Stated goal ::
Write the number of lines holding the word "KHÔNG", and nothing else.

Dataset entries ::
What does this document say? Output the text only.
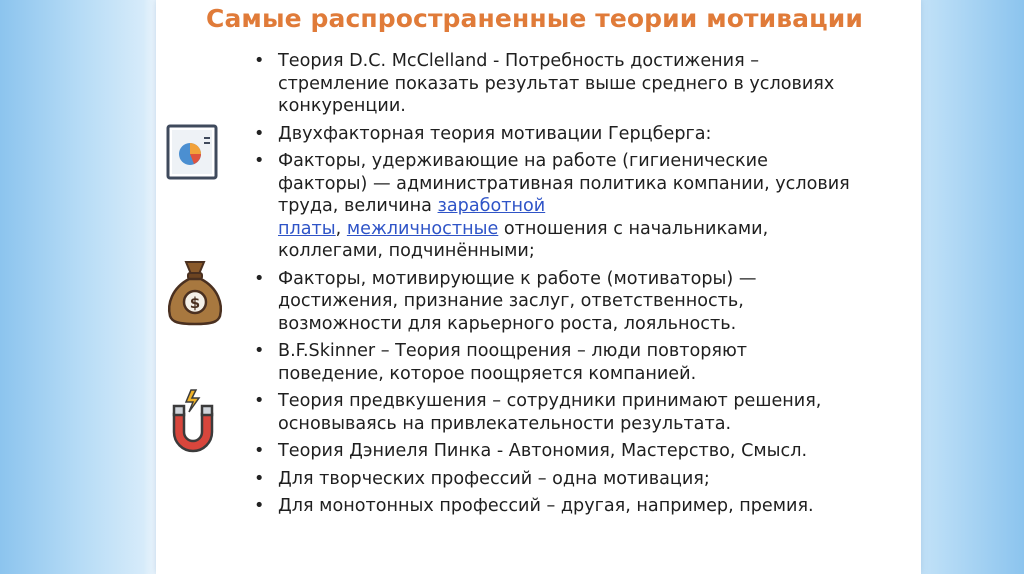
Самые распространенные теории мотивации
$
• Теория D.C. McClelland - Потребность достижения –
стремление показать результат выше среднего в условиях
конкуренции.
• Двухфакторная теория мотивации Герцберга:
• Факторы, удерживающие на работе (гигиенические
факторы) — административная политика компании, условия
труда, величина заработной
платы, межличностные отношения с начальниками,
коллегами, подчинёнными;
• Факторы, мотивирующие к работе (мотиваторы) —
достижения, признание заслуг, ответственность,
возможности для карьерного роста, лояльность.
• B.F.Skinner – Теория поощрения – люди повторяют
поведение, которое поощряется компанией.
• Теория предвкушения – сотрудники принимают решения,
основываясь на привлекательности результата.
• Теория Дэниеля Пинка - Автономия, Мастерство, Смысл.
• Для творческих профессий – одна мотивация;
• Для монотонных профессий – другая, например, премия.
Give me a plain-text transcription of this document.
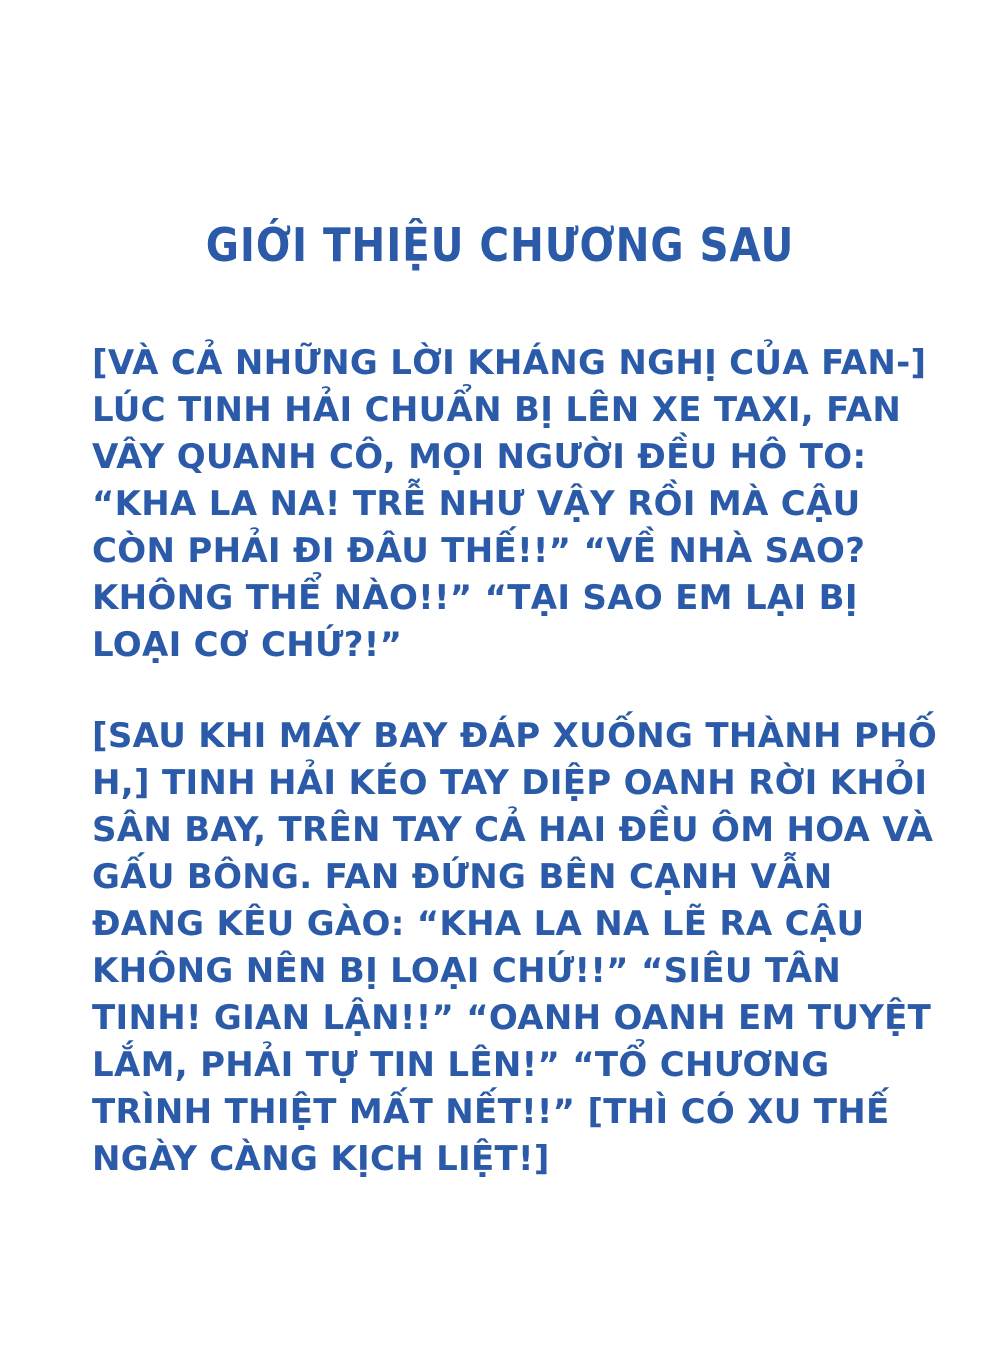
GIỚI THIỆU CHƯƠNG SAU

[VÀ CẢ NHỮNG LỜI KHÁNG NGHỊ CỦA FAN-] LÚC TINH HẢI CHUẨN BỊ LÊN XE TAXI, FAN VÂY QUANH CÔ, MỌI NGƯỜI ĐỀU HÔ TO: “KHA LA NA! TRỄ NHƯ VẬY RỒI MÀ CẬU CÒN PHẢI ĐI ĐÂU THẾ!!” “VỀ NHÀ SAO? KHÔNG THỂ NÀO!!” “TẠI SAO EM LẠI BỊ LOẠI CƠ CHỨ?!”

[SAU KHI MÁY BAY ĐÁP XUỐNG THÀNH PHỐ H,] TINH HẢI KÉO TAY DIỆP OANH RỜI KHỎI SÂN BAY, TRÊN TAY CẢ HAI ĐỀU ÔM HOA VÀ GẤU BÔNG. FAN ĐỨNG BÊN CẠNH VẪN ĐANG KÊU GÀO: “KHA LA NA LẼ RA CẬU KHÔNG NÊN BỊ LOẠI CHỨ!!” “SIÊU TÂN TINH! GIAN LẬN!!” “OANH OANH EM TUYỆT LẮM, PHẢI TỰ TIN LÊN!” “TỔ CHƯƠNG TRÌNH THIỆT MẤT NẾT!!” [THÌ CÓ XU THẾ NGÀY CÀNG KỊCH LIỆT!]
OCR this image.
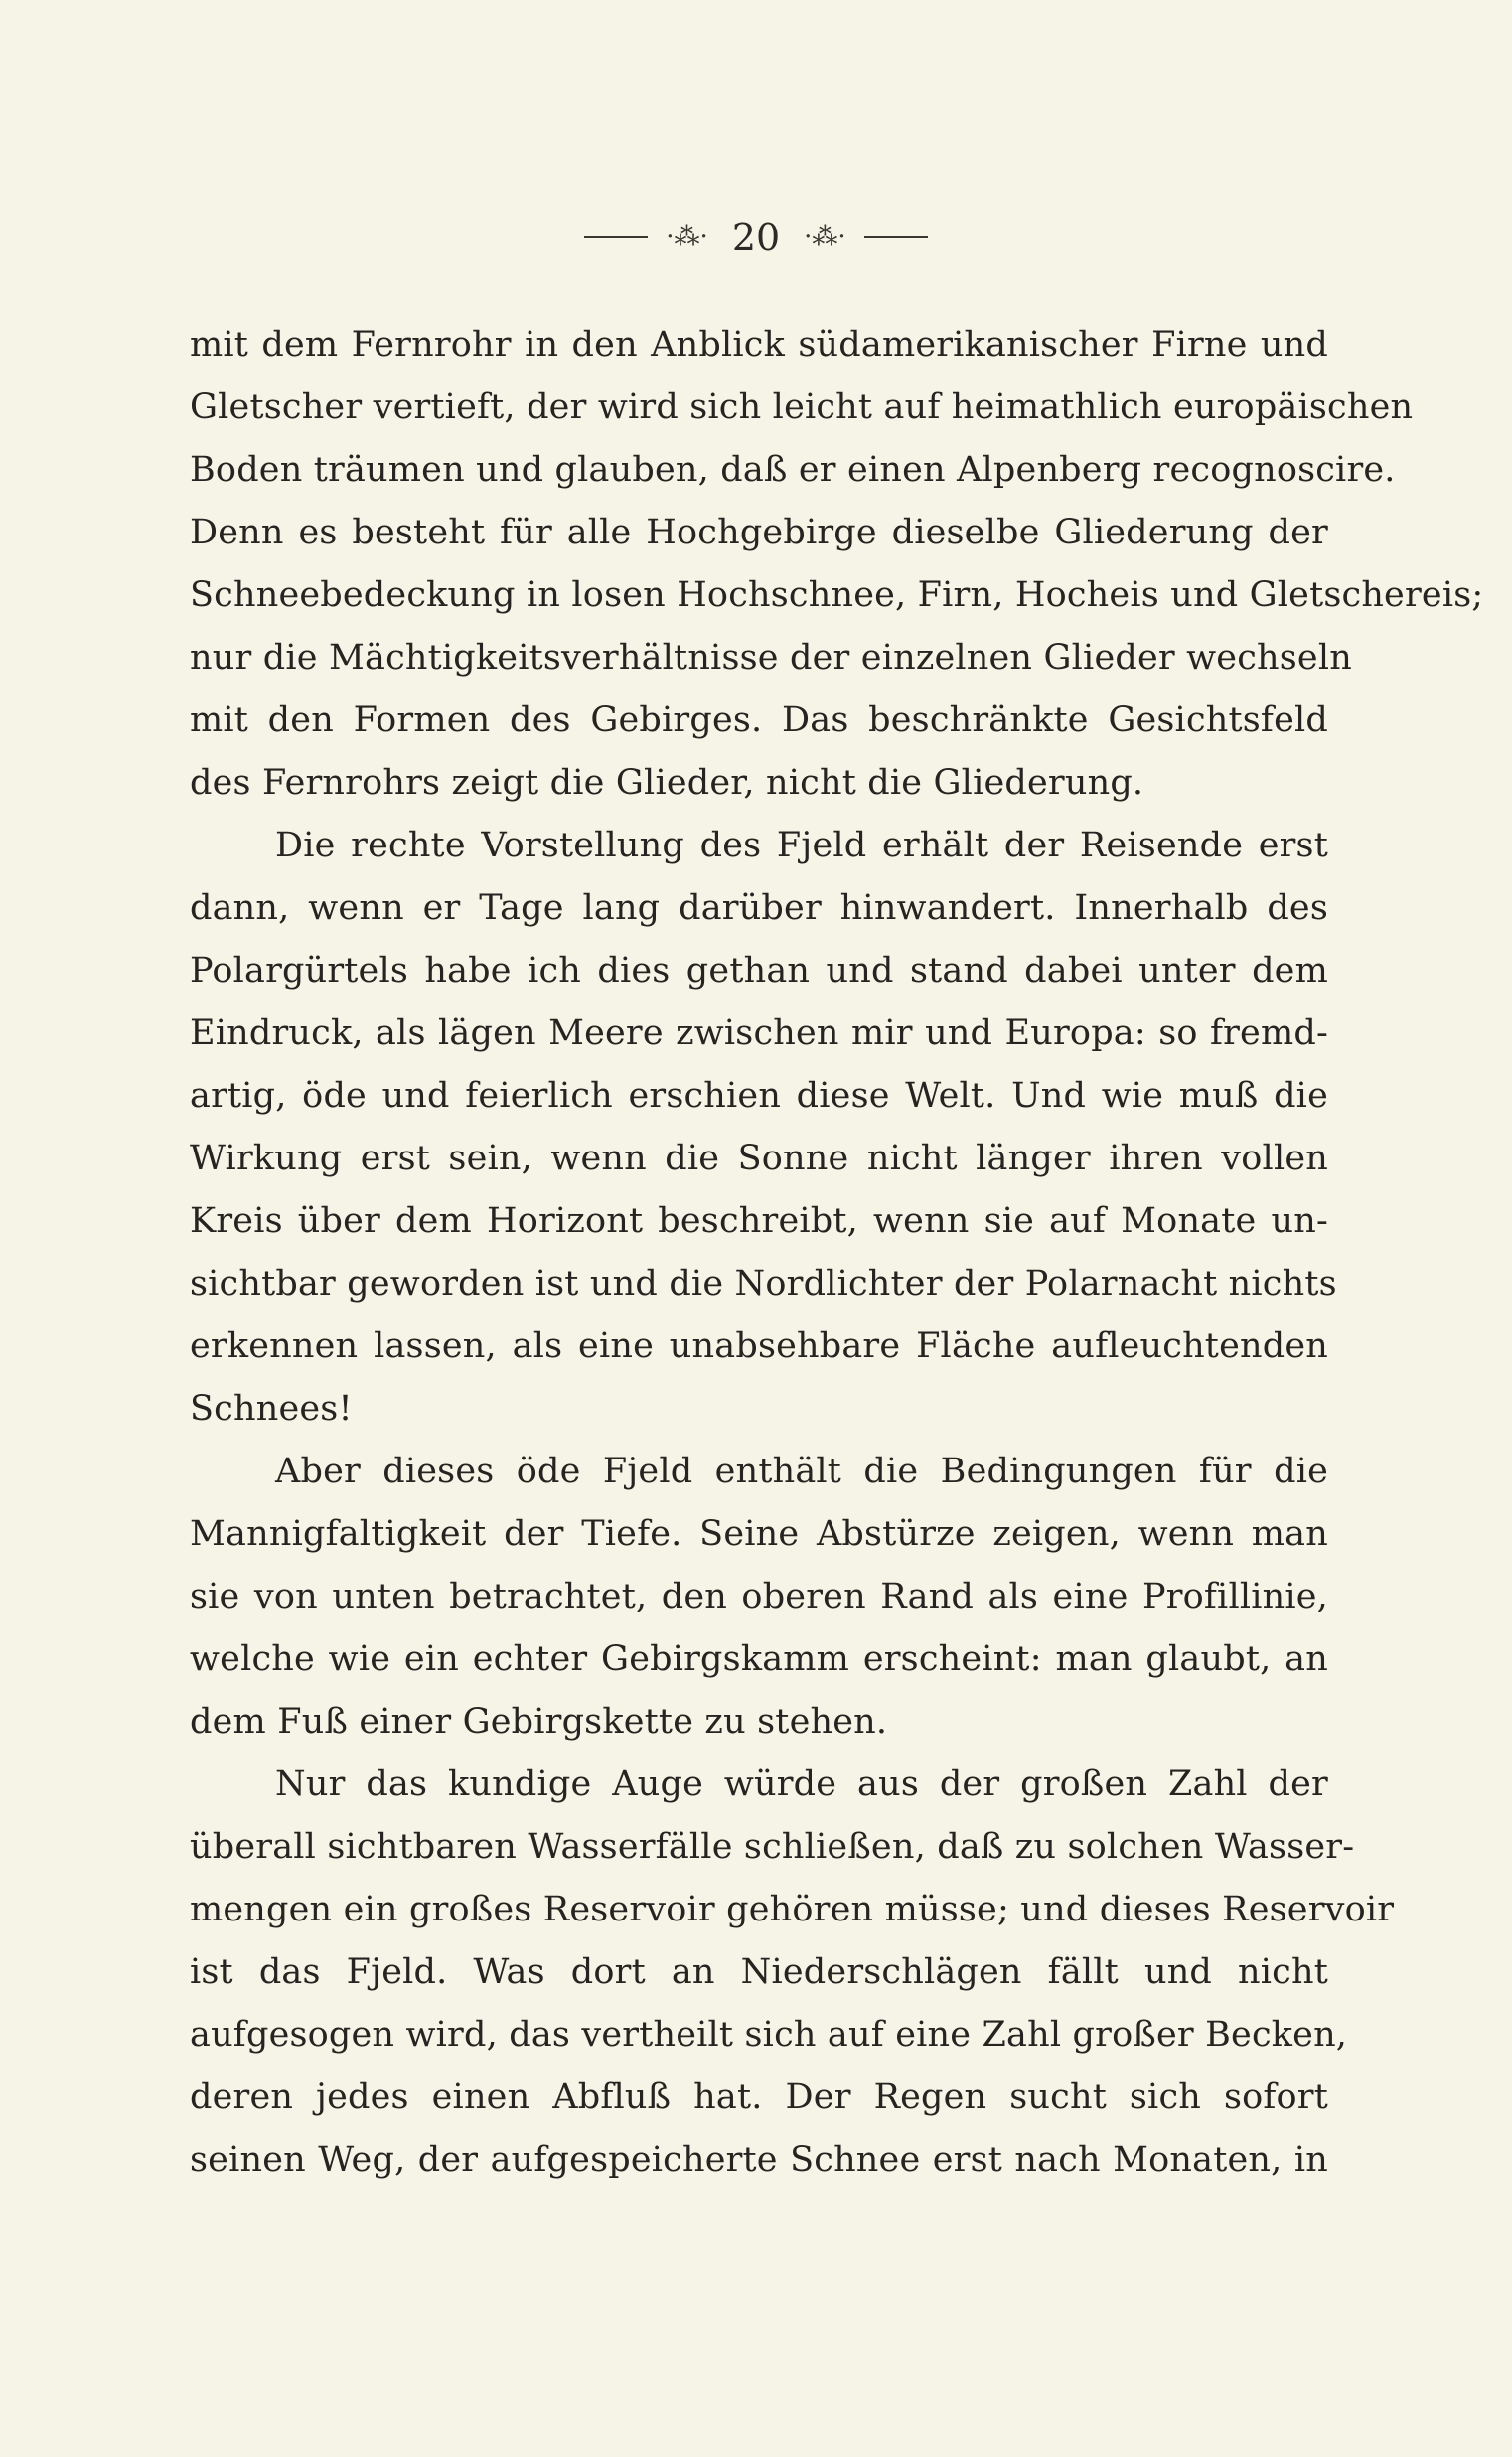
·⁂· 20 ·⁂·
mit dem Fernrohr in den Anblick südamerikanischer Firne und
Gletscher vertieft, der wird sich leicht auf heimathlich europäischen
Boden träumen und glauben, daß er einen Alpenberg recognoscire.
Denn es besteht für alle Hochgebirge dieselbe Gliederung der
Schneebedeckung in losen Hochschnee, Firn, Hocheis und Gletschereis;
nur die Mächtigkeitsverhältnisse der einzelnen Glieder wechseln
mit den Formen des Gebirges. Das beschränkte Gesichtsfeld
des Fernrohrs zeigt die Glieder, nicht die Gliederung.
Die rechte Vorstellung des Fjeld erhält der Reisende erst
dann, wenn er Tage lang darüber hinwandert. Innerhalb des
Polargürtels habe ich dies gethan und stand dabei unter dem
Eindruck, als lägen Meere zwischen mir und Europa: so fremd-
artig, öde und feierlich erschien diese Welt. Und wie muß die
Wirkung erst sein, wenn die Sonne nicht länger ihren vollen
Kreis über dem Horizont beschreibt, wenn sie auf Monate un-
sichtbar geworden ist und die Nordlichter der Polarnacht nichts
erkennen lassen, als eine unabsehbare Fläche aufleuchtenden
Schnees!
Aber dieses öde Fjeld enthält die Bedingungen für die
Mannigfaltigkeit der Tiefe. Seine Abstürze zeigen, wenn man
sie von unten betrachtet, den oberen Rand als eine Profillinie,
welche wie ein echter Gebirgskamm erscheint: man glaubt, an
dem Fuß einer Gebirgskette zu stehen.
Nur das kundige Auge würde aus der großen Zahl der
überall sichtbaren Wasserfälle schließen, daß zu solchen Wasser-
mengen ein großes Reservoir gehören müsse; und dieses Reservoir
ist das Fjeld. Was dort an Niederschlägen fällt und nicht
aufgesogen wird, das vertheilt sich auf eine Zahl großer Becken,
deren jedes einen Abfluß hat. Der Regen sucht sich sofort
seinen Weg, der aufgespeicherte Schnee erst nach Monaten, in
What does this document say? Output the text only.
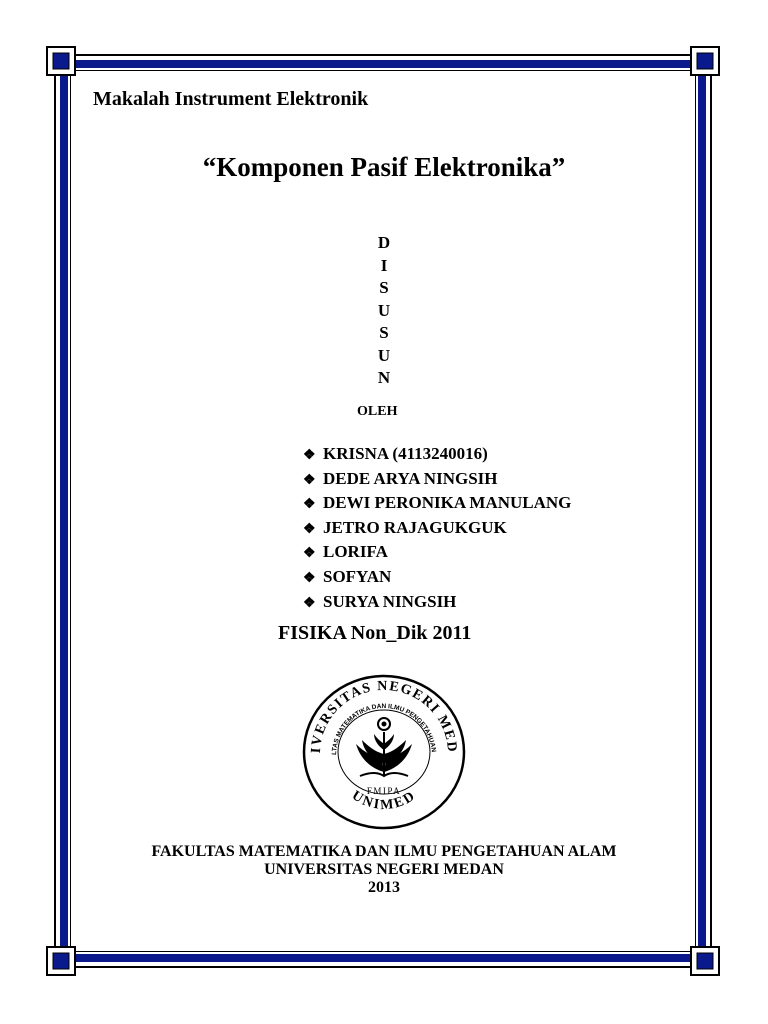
Makalah Instrument Elektronik
“Komponen Pasif Elektronika”
D
I
S
U
S
U
N
OLEH
❖ KRISNA (4113240016)
❖ DEDE ARYA NINGSIH
❖ DEWI PERONIKA MANULANG
❖ JETRO RAJAGUKGUK
❖ LORIFA
❖ SOFYAN
❖ SURYA NINGSIH
FISIKA Non_Dik 2011
IVERSITAS NEGERI MED
LTAS MATEMATIKA DAN ILMU PENGETAHUAN
FMIPA
UNIMED
FAKULTAS MATEMATIKA DAN ILMU PENGETAHUAN ALAM
UNIVERSITAS NEGERI MEDAN
2013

Output for this exercise ::
2